(Dataset excerpts)
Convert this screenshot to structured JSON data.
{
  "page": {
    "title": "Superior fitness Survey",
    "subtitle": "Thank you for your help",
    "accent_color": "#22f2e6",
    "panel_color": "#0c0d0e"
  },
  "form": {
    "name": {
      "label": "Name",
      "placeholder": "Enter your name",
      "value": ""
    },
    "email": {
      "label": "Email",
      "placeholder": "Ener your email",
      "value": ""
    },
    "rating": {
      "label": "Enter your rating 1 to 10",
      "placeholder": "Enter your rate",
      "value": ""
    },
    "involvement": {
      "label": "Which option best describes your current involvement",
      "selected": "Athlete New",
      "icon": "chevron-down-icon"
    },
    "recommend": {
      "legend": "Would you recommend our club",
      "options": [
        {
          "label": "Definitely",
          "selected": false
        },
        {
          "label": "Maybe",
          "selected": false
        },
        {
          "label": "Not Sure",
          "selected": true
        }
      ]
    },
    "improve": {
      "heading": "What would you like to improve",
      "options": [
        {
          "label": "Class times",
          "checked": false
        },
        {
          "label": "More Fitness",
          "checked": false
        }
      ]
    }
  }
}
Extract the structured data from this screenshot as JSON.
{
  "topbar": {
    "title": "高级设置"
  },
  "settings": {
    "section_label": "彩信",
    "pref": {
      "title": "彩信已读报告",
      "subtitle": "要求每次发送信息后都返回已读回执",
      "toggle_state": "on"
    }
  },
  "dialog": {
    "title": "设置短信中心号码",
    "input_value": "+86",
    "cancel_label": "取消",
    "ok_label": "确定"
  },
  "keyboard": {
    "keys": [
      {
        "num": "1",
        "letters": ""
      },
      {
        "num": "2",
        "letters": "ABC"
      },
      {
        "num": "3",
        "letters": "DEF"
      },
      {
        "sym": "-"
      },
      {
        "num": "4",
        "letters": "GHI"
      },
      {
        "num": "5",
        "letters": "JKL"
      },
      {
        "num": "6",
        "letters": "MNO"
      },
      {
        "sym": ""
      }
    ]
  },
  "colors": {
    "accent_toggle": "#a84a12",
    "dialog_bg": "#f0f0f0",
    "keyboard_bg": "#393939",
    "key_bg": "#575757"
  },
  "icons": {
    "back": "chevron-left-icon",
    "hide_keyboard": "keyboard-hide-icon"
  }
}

What you are asked to do –
Each line above that holds the string "this" should be copied and shown.

Finished answer –
Convert this screenshot to structured JSON data.
Extract the structured data from this screenshot as JSON.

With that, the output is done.